* _Passage_
Porth CeiriadAbersoch, Llŷn Peninsula
Porth Ceiriad is a National Trust beach, sheltered by high cliffs used to access the beach, that drop away to reveal the stunning golden sand. On the tip of the Llyn Peninsula, this south facing beach is a real gem that gets the sun all day long.
The joy of Porth Ceiriad is that even though it’s only a mile from the centre of Abersoch, the beach itself rarely gets very busy and its sheltered location, between two high sandstone headlands, make it perfect for sunbathing or trying something more active. It also sits on the Wales Coastal Path route.
Porth Ceiriad is a wonderful golden, sandy beach, perfect for relaxing and is hugely popular with those wanting to get in the water. There’s a fantastic wave to surf and the sheltered bay is great for kayaking, bouldering, wakeboarding, and sailing.

* _Raw records_
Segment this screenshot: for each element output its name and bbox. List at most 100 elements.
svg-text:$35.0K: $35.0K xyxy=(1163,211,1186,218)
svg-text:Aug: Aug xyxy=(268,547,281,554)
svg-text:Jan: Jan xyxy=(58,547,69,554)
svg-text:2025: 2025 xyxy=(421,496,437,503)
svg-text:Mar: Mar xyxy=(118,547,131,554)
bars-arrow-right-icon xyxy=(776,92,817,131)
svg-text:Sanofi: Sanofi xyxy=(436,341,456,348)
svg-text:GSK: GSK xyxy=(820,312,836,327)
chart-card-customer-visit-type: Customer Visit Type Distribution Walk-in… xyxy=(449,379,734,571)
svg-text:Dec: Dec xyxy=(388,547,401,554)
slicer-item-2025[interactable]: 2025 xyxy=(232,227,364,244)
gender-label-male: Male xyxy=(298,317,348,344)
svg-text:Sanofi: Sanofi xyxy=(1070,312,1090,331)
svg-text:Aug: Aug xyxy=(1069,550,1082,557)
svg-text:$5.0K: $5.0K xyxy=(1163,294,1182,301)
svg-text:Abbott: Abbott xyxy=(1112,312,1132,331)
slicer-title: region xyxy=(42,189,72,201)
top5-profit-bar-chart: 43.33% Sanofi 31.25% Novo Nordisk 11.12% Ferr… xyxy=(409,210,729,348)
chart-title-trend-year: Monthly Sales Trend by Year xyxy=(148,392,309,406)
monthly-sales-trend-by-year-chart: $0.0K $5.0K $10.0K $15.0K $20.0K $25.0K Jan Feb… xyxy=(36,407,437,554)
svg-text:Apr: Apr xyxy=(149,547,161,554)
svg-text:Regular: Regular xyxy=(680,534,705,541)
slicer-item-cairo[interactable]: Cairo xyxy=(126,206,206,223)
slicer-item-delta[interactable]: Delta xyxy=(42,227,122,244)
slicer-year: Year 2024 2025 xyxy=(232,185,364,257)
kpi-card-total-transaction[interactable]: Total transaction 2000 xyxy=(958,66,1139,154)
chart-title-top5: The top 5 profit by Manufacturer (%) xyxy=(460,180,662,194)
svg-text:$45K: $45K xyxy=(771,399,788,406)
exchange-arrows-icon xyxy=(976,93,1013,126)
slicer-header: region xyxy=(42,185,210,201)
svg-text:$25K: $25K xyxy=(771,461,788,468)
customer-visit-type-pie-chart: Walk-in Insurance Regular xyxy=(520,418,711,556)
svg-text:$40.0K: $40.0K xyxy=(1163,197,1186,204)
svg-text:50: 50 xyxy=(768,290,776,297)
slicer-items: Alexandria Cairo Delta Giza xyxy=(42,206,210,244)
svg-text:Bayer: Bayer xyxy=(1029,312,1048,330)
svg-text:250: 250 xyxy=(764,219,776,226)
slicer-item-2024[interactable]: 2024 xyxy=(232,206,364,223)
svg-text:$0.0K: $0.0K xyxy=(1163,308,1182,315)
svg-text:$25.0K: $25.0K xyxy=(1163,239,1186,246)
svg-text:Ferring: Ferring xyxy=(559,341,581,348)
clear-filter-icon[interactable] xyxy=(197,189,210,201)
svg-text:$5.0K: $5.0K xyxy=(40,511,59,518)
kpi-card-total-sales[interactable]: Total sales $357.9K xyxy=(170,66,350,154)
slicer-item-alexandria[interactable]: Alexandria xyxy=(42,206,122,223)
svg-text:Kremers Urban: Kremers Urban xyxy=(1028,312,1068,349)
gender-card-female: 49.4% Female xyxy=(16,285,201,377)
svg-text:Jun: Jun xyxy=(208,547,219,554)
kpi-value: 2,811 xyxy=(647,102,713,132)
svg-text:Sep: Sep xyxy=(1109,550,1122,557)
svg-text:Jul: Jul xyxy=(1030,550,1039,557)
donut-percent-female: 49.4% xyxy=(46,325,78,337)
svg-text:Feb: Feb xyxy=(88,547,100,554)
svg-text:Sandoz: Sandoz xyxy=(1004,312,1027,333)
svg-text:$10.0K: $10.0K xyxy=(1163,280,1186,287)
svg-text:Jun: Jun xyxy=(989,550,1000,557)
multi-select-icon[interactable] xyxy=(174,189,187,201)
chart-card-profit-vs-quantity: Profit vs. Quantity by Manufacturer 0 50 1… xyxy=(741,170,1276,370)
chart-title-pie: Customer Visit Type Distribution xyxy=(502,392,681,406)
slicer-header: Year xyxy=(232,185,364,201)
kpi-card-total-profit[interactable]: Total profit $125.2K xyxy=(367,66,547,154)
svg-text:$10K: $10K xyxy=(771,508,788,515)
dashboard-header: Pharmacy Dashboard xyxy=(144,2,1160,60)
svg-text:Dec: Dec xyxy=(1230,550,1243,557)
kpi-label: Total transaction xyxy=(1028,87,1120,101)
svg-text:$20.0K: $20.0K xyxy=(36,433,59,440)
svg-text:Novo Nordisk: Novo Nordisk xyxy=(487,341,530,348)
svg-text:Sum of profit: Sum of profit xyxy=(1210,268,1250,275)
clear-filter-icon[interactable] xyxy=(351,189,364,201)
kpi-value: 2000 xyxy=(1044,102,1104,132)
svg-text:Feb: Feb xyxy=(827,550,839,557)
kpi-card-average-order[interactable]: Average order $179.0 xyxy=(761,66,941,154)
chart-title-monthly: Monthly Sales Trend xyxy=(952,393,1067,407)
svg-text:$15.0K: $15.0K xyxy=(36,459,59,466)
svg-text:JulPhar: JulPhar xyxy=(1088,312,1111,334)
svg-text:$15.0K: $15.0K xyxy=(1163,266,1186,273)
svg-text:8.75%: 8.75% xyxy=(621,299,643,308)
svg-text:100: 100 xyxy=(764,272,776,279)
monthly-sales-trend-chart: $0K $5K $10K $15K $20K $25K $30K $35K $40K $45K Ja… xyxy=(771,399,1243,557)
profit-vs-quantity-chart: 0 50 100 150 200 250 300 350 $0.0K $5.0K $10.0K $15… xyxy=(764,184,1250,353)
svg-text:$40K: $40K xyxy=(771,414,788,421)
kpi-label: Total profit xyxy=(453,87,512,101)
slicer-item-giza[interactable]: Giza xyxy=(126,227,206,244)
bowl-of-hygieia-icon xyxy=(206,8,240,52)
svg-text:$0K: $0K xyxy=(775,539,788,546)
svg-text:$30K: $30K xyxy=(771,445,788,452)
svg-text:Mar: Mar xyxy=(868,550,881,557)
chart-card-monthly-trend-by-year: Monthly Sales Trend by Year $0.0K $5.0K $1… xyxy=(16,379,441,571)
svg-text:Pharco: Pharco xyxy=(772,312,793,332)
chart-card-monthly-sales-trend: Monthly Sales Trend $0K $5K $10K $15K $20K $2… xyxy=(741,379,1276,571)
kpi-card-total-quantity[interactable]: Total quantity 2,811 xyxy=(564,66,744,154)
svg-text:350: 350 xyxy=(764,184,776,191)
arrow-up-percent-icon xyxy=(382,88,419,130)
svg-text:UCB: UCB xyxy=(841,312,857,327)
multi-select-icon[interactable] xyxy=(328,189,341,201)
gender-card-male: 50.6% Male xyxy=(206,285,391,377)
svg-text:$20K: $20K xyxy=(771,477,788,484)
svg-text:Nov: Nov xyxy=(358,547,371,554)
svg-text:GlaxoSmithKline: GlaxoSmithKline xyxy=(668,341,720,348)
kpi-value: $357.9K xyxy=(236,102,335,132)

* _Problem set_
1. Quote the Porth Ceiriad beach description in full, word for word.
2. Lay out the rows from their first line through the line containing "svg-text:Dec: Dec xyxy=(388,547,401,554)", both included, as a JSON list of strings with one string per line. Leave out blank lines.

* _Answers for the exercise_
1.
Porth CeiriadAbersoch, Llŷn Peninsula
Porth Ceiriad is a National Trust beach, sheltered by high cliffs used to access the beach, that drop away to reveal the stunning golden sand. On the tip of the Llyn Peninsula, this south facing beach is a real gem that gets the sun all day long.
The joy of Porth Ceiriad is that even though it’s only a mile from the centre of Abersoch, the beach itself rarely gets very busy and its sheltered location, between two high sandstone headlands, make it perfect for sunbathing or trying something more active. It also sits on the Wales Coastal Path route.
Porth Ceiriad is a wonderful golden, sandy beach, perfect for relaxing and is hugely popular with those wanting to get in the water. There’s a fantastic wave to surf and the sheltered bay is great for kayaking, bouldering, wakeboarding, and sailing.

2.
[
  "Segment this screenshot: for each element output its name and bbox. List at most 100 elements.",
  "svg-text:$35.0K: $35.0K xyxy=(1163,211,1186,218)",
  "svg-text:Aug: Aug xyxy=(268,547,281,554)",
  "svg-text:Jan: Jan xyxy=(58,547,69,554)",
  "svg-text:2025: 2025 xyxy=(421,496,437,503)",
  "svg-text:Mar: Mar xyxy=(118,547,131,554)",
  "bars-arrow-right-icon xyxy=(776,92,817,131)",
  "svg-text:Sanofi: Sanofi xyxy=(436,341,456,348)",
  "svg-text:GSK: GSK xyxy=(820,312,836,327)",
  "chart-card-customer-visit-type: Customer Visit Type Distribution Walk-in… xyxy=(449,379,734,571)",
  "svg-text:Dec: Dec xyxy=(388,547,401,554)"
]